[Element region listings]
------------------------------------------------------------------------

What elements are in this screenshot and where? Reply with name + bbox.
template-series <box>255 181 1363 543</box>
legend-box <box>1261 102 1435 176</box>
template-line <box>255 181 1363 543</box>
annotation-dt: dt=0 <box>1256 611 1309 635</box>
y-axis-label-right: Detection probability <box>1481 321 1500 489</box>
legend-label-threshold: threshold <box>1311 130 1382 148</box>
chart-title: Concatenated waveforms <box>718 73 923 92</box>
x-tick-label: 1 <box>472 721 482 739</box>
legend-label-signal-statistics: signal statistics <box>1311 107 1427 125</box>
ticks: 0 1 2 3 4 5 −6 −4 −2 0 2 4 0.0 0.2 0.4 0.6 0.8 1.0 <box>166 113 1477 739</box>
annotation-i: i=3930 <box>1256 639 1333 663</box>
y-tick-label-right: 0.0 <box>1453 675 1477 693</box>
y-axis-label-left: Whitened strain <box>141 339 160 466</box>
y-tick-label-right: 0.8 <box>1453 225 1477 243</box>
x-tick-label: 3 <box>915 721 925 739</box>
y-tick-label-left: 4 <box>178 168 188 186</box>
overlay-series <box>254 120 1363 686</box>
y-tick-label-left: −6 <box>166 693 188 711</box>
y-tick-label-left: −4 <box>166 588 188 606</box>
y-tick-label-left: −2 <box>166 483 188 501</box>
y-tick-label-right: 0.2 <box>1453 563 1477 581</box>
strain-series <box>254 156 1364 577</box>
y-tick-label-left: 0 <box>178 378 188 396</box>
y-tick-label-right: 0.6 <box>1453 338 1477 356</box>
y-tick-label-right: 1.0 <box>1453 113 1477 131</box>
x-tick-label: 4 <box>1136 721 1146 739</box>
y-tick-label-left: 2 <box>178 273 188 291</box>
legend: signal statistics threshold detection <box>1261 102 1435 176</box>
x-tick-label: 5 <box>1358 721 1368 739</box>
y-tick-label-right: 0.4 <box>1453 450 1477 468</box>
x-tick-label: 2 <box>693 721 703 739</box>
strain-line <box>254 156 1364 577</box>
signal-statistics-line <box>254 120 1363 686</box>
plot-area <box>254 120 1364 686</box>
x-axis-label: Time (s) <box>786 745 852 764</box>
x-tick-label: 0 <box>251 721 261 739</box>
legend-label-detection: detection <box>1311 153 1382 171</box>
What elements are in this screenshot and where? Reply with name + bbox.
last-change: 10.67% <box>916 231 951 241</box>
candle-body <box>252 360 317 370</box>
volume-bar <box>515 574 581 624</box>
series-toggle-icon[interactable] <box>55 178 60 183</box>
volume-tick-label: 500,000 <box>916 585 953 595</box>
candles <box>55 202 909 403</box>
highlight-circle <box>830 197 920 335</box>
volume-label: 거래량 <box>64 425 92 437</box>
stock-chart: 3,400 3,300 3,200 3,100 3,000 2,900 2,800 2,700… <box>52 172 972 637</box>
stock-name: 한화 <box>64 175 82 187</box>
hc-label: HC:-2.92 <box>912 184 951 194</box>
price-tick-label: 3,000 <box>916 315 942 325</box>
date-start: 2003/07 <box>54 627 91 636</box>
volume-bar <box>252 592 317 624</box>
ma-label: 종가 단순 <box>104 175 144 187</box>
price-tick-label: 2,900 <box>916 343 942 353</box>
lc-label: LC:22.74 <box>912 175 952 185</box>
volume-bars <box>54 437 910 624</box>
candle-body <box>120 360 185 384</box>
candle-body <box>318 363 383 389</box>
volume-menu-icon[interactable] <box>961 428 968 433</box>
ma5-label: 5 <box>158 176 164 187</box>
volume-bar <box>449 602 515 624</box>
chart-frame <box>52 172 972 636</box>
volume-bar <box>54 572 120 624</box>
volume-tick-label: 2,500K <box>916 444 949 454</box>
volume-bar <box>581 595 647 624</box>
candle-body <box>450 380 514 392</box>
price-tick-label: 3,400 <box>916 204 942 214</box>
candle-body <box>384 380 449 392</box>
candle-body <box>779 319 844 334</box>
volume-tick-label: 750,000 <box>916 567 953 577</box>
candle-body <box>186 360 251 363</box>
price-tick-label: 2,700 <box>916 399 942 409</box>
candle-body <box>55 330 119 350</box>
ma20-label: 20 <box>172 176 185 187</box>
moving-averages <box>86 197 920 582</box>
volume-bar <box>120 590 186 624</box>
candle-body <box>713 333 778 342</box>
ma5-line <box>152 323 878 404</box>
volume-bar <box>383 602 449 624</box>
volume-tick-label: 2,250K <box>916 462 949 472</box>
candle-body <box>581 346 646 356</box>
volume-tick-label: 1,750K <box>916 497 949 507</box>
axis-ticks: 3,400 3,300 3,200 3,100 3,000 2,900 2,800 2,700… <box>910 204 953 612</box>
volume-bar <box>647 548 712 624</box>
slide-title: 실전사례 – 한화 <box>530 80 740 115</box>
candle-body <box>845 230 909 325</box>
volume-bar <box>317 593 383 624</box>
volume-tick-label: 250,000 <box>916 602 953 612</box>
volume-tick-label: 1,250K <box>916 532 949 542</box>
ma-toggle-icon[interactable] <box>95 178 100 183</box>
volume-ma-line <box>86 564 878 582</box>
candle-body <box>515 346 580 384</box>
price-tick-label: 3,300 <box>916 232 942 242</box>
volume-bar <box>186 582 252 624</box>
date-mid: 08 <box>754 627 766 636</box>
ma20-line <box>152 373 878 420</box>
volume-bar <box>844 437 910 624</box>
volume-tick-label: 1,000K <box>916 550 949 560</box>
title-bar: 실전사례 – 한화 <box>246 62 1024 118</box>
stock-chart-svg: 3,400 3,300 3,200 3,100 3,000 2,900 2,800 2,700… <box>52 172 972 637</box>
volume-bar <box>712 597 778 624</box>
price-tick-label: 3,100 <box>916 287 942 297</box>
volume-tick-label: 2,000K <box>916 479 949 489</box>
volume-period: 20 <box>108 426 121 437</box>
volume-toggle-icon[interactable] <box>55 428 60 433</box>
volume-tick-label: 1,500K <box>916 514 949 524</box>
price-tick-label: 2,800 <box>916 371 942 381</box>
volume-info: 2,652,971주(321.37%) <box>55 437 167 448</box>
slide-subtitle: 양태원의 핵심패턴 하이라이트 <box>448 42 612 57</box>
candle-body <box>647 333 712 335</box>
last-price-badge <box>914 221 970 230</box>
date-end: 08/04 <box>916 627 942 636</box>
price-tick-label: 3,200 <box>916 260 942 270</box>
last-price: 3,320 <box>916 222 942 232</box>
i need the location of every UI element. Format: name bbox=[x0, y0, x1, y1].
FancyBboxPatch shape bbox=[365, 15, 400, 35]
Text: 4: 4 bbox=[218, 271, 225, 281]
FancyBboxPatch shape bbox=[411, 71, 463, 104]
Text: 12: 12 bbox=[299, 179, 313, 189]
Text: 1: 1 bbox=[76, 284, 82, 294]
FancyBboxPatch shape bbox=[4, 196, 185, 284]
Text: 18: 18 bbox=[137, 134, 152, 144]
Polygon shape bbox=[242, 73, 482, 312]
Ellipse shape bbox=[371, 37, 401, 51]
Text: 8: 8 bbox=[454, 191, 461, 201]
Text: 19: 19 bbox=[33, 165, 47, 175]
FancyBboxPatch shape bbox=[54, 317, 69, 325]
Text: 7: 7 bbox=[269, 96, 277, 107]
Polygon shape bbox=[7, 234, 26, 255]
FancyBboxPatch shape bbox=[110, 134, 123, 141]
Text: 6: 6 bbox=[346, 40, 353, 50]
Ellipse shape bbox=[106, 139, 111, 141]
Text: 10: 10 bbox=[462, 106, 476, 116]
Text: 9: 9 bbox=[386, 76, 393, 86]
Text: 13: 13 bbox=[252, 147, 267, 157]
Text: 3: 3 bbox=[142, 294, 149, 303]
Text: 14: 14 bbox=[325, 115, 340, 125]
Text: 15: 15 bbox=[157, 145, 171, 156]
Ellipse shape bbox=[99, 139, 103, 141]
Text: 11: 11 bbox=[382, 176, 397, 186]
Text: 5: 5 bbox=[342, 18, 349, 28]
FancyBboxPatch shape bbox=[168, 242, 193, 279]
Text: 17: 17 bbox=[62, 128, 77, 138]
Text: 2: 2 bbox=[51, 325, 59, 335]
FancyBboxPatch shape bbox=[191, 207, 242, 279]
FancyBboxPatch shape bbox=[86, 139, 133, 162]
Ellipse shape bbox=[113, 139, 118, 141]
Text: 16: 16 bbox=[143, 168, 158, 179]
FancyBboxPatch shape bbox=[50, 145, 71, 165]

------------------------------------------------------------------------

* [AIM]: Copy the lines from the start of the listings through the line containing "y-tick-label-right: 1.0 <box>1453", including both of those lines. Reproduce them with no changes.

* [EXERCISE ANSWER]:
What elements are in this screenshot and where? Reply with name + bbox.
template-series <box>255 181 1363 543</box>
legend-box <box>1261 102 1435 176</box>
template-line <box>255 181 1363 543</box>
annotation-dt: dt=0 <box>1256 611 1309 635</box>
y-axis-label-right: Detection probability <box>1481 321 1500 489</box>
legend-label-threshold: threshold <box>1311 130 1382 148</box>
chart-title: Concatenated waveforms <box>718 73 923 92</box>
x-tick-label: 1 <box>472 721 482 739</box>
legend-label-signal-statistics: signal statistics <box>1311 107 1427 125</box>
ticks: 0 1 2 3 4 5 −6 −4 −2 0 2 4 0.0 0.2 0.4 0.6 0.8 1.0 <box>166 113 1477 739</box>
annotation-i: i=3930 <box>1256 639 1333 663</box>
y-tick-label-right: 0.0 <box>1453 675 1477 693</box>
y-axis-label-left: Whitened strain <box>141 339 160 466</box>
y-tick-label-right: 0.8 <box>1453 225 1477 243</box>
x-tick-label: 3 <box>915 721 925 739</box>
y-tick-label-left: 4 <box>178 168 188 186</box>
overlay-series <box>254 120 1363 686</box>
y-tick-label-left: −6 <box>166 693 188 711</box>
y-tick-label-left: −4 <box>166 588 188 606</box>
y-tick-label-left: −2 <box>166 483 188 501</box>
y-tick-label-right: 0.2 <box>1453 563 1477 581</box>
strain-series <box>254 156 1364 577</box>
y-tick-label-left: 0 <box>178 378 188 396</box>
y-tick-label-right: 0.6 <box>1453 338 1477 356</box>
y-tick-label-right: 1.0 <box>1453 113 1477 131</box>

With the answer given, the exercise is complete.